### Work required
Read through the entries below and return each line with the word "data".

□ □ □ □ □ □ □

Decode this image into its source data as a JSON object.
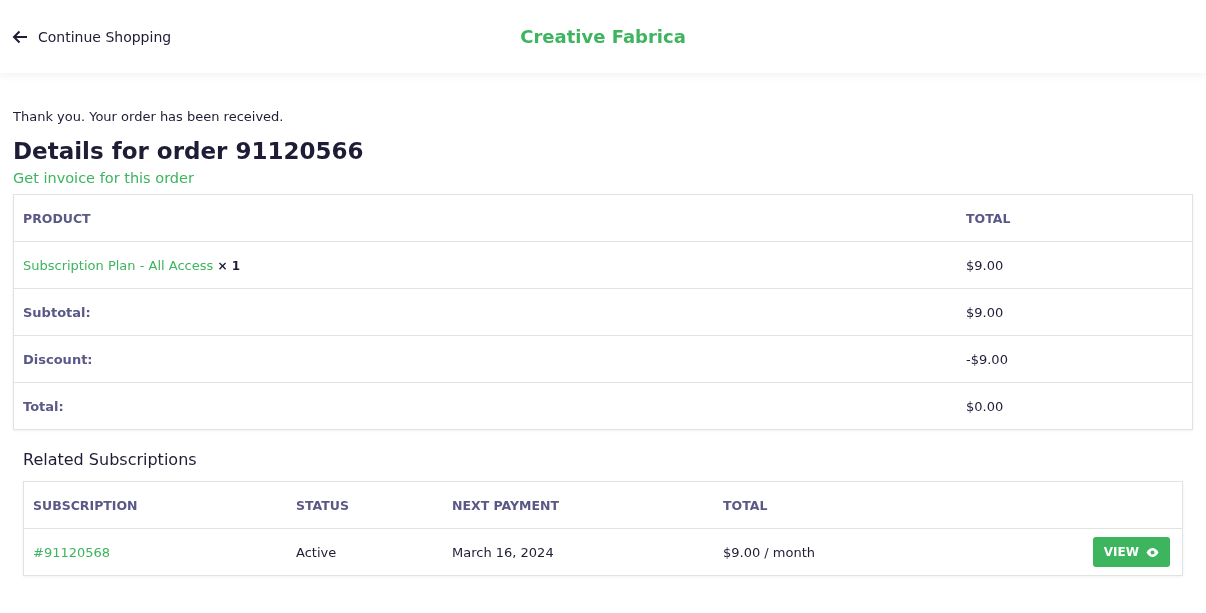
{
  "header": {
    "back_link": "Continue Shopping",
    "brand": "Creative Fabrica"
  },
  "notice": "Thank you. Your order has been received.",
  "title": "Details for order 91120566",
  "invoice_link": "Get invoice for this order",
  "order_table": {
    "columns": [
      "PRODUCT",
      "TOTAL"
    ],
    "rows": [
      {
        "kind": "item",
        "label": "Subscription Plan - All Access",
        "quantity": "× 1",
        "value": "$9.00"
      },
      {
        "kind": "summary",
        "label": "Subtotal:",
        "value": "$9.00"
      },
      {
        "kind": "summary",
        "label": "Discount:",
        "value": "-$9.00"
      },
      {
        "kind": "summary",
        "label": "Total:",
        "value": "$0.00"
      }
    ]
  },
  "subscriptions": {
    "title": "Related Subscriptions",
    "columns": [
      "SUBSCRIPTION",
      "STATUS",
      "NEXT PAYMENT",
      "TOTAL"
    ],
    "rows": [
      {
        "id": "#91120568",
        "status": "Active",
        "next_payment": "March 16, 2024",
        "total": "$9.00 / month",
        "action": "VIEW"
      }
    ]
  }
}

□ □ □ □ □ □ □

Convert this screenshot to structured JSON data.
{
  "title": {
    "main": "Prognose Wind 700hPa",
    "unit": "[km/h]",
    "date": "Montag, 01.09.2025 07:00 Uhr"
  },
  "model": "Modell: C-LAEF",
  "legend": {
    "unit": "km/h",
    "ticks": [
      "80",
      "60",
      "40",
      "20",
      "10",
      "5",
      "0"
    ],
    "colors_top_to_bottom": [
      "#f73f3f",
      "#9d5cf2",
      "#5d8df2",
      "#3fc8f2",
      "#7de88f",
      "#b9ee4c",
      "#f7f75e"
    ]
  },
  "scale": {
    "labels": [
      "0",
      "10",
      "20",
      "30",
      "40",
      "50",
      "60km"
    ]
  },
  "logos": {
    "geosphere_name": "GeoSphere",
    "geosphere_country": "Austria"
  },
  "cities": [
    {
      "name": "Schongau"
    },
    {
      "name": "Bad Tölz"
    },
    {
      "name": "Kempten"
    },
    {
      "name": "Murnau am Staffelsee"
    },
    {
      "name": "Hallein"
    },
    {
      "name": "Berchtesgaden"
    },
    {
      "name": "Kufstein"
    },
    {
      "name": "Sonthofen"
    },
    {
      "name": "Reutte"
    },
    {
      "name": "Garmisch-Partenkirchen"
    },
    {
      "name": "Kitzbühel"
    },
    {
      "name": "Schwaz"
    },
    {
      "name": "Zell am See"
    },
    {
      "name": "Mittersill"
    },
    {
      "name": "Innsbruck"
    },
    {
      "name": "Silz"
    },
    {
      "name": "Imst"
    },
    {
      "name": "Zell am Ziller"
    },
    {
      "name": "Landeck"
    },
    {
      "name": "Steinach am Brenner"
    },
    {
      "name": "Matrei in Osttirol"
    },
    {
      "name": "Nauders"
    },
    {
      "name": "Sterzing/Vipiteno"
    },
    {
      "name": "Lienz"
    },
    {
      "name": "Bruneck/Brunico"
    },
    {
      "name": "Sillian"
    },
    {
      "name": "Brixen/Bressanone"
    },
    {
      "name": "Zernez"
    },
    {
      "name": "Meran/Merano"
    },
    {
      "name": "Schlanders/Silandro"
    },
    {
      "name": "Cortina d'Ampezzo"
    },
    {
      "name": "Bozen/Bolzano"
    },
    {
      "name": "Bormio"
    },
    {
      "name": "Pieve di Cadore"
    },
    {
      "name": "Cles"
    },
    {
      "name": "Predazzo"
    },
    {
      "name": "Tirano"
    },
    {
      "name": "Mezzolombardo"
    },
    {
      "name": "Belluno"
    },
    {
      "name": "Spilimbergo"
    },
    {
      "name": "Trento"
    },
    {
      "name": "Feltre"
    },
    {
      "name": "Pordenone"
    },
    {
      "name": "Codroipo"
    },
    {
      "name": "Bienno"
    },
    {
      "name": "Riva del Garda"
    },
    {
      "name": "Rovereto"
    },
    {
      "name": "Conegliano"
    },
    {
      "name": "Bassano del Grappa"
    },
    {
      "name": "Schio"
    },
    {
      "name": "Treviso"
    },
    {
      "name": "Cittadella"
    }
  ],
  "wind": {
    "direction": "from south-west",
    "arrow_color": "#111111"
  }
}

□ □ □ □ □ □ □

### Response
Decode this image into its source data as a JSON object.
Convert this screenshot to structured JSON data.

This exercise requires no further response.